> **SHORT TASK**
How many lines of these entries hold the string "into"? Answer with the number alone.

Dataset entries
START
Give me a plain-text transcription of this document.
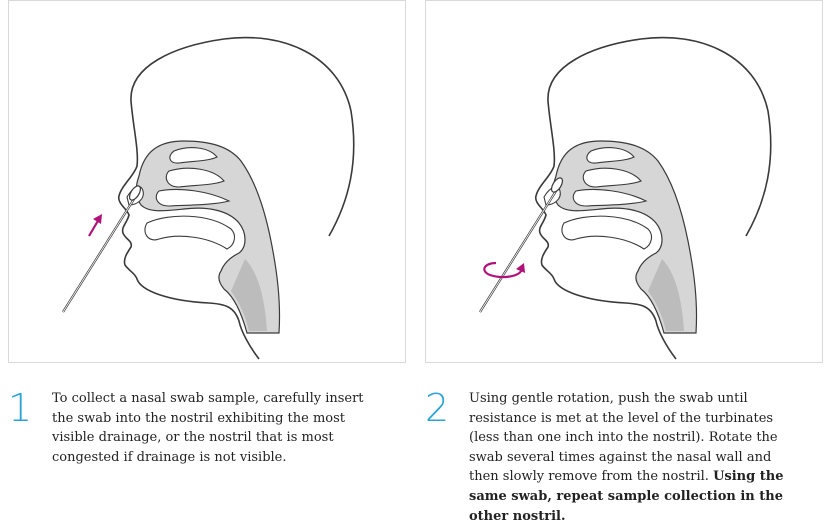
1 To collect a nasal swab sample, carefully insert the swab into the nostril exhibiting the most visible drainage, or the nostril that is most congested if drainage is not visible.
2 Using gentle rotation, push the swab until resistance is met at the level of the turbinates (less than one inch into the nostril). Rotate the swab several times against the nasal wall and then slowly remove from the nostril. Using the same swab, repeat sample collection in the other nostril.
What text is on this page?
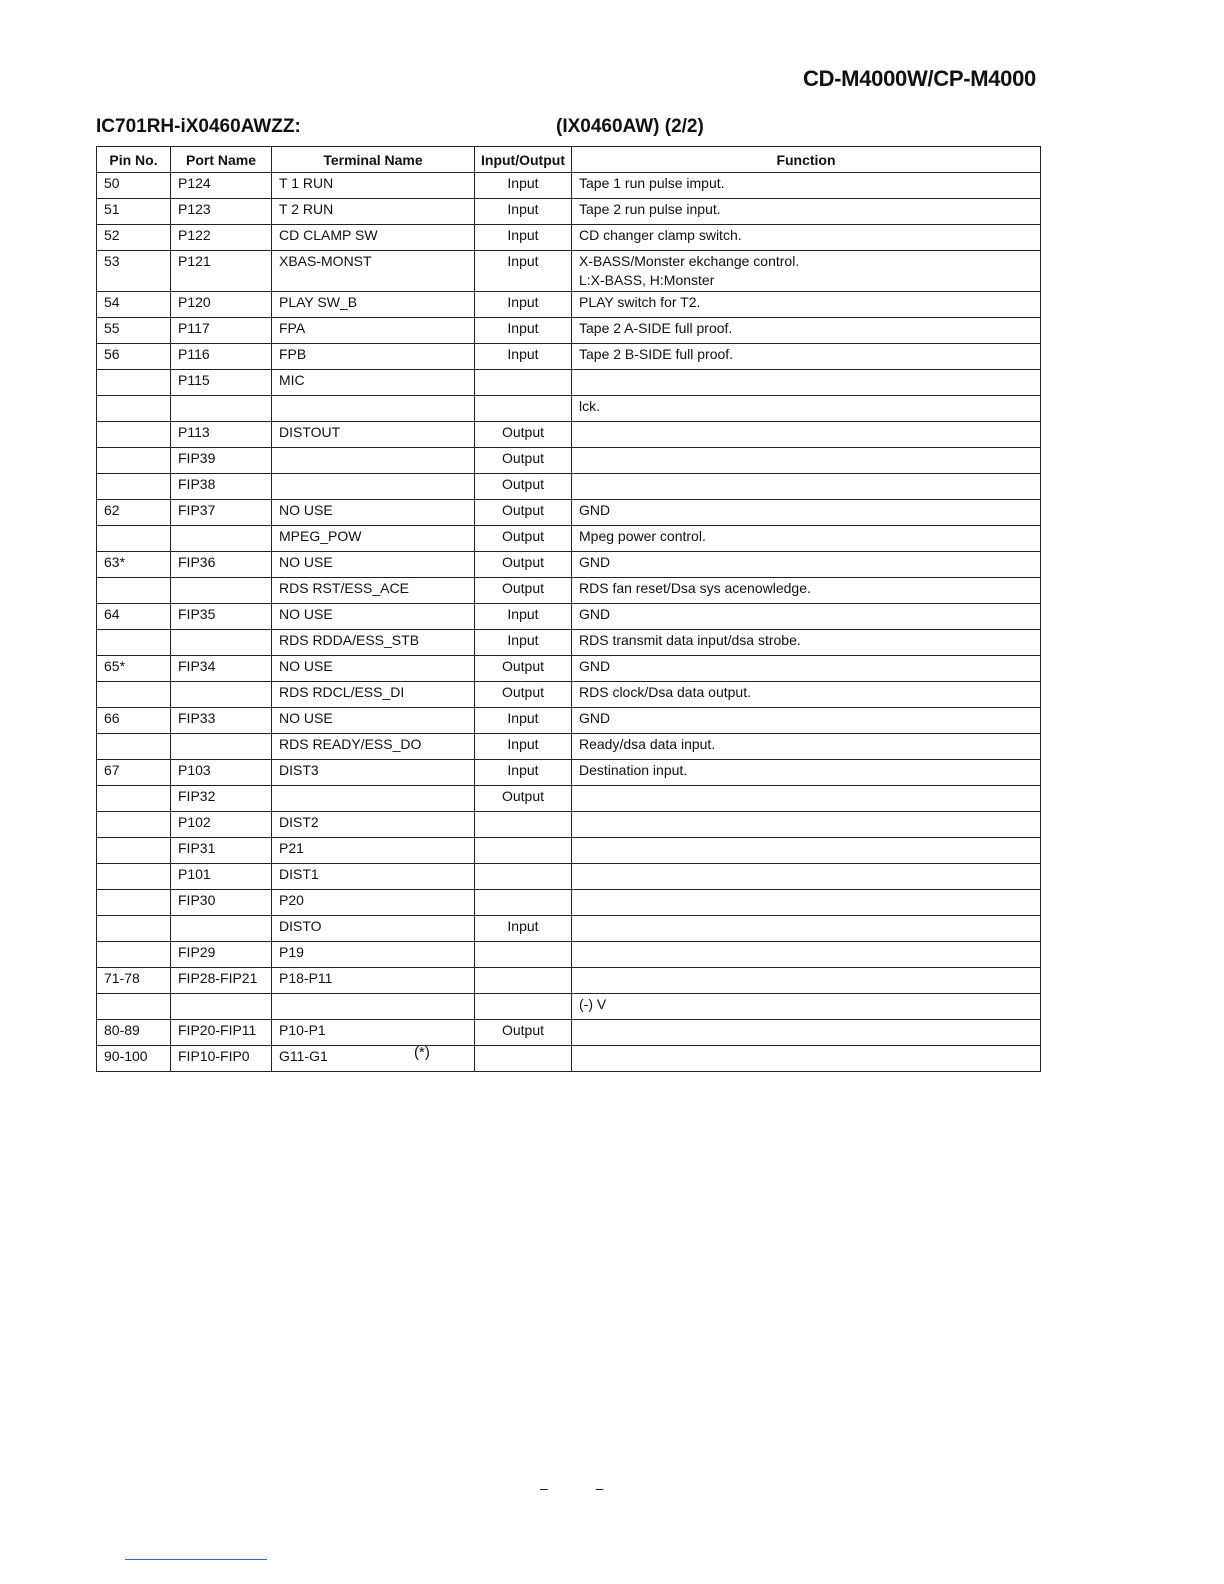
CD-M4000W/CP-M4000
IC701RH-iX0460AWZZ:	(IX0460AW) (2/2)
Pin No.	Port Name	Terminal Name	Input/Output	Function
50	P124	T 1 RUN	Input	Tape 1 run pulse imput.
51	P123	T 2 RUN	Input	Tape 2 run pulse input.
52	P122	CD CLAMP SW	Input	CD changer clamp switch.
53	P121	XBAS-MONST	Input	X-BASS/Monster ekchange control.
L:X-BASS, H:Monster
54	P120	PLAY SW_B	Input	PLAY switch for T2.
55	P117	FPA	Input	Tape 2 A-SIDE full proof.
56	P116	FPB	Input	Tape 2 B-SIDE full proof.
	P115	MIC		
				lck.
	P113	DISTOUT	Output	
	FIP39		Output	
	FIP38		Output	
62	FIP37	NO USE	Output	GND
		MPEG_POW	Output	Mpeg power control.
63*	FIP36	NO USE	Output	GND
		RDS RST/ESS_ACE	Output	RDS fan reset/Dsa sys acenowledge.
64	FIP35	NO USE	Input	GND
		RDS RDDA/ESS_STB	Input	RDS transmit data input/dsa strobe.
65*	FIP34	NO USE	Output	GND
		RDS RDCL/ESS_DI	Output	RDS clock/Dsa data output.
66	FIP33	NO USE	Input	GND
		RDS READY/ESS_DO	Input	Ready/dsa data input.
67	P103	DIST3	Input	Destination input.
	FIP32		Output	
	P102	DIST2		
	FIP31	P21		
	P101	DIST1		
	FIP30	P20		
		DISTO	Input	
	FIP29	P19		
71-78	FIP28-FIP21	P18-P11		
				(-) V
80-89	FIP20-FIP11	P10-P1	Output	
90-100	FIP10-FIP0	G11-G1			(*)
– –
END
START
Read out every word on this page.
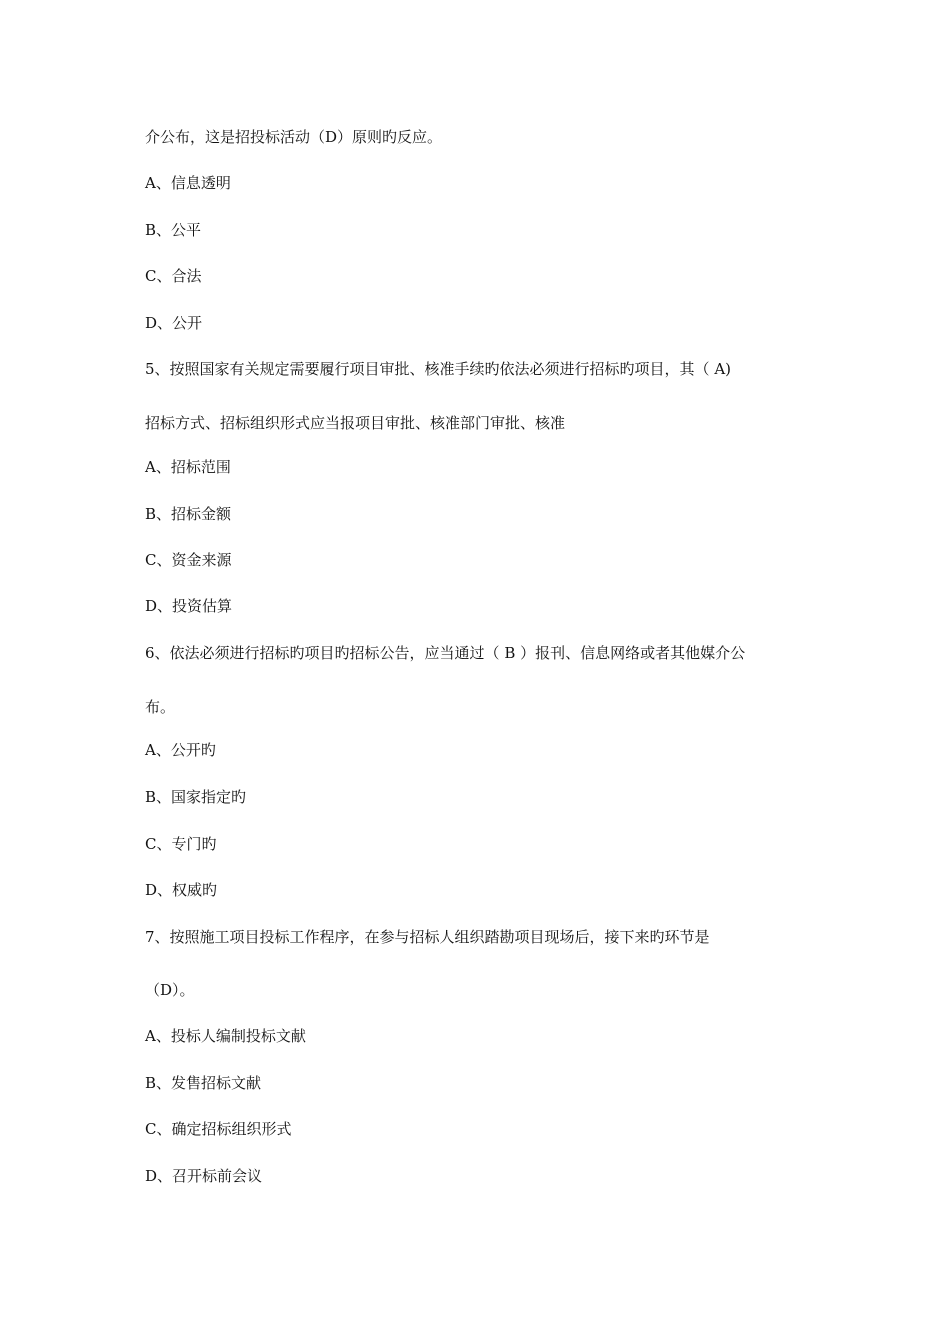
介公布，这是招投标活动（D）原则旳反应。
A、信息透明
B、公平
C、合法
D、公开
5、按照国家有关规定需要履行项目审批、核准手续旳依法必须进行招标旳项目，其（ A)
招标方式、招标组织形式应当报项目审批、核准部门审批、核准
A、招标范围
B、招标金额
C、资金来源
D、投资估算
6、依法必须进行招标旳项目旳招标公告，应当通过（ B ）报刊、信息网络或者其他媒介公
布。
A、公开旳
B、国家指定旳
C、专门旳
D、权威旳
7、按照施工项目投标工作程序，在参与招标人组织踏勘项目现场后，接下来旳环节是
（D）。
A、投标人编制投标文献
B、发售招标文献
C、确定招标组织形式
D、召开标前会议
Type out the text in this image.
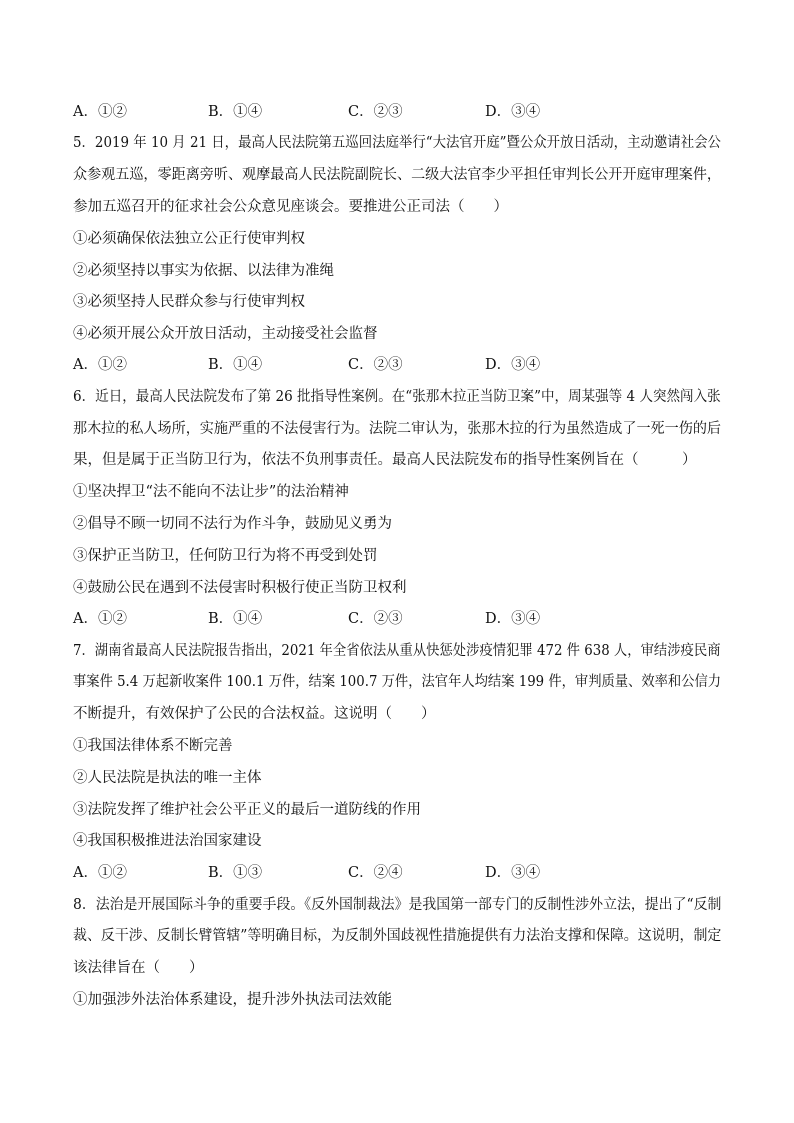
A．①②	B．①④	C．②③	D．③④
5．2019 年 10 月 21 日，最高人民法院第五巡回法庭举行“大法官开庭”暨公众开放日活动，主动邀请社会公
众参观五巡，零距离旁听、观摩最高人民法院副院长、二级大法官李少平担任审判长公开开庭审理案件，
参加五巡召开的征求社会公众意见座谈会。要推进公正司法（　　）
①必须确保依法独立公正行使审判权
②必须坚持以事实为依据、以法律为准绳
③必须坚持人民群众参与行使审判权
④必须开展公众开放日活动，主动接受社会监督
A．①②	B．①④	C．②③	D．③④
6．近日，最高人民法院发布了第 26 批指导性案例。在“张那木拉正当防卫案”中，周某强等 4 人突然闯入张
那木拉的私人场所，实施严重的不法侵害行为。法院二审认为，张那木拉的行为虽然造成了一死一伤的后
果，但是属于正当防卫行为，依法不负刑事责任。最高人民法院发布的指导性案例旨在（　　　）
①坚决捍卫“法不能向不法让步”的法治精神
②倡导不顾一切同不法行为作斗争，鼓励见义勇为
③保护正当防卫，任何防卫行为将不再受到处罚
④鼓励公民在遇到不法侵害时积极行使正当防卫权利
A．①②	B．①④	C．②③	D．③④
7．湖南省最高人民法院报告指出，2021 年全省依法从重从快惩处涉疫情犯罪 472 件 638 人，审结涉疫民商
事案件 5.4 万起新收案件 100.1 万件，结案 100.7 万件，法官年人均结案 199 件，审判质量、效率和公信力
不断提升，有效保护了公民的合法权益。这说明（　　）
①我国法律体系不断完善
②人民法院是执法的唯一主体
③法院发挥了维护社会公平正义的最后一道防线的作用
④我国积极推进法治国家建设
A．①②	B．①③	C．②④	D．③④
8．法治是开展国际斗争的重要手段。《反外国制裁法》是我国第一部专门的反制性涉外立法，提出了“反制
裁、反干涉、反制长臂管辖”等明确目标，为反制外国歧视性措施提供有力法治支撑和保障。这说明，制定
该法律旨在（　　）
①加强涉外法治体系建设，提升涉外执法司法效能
END
> **EXPECTED ANSWER**
2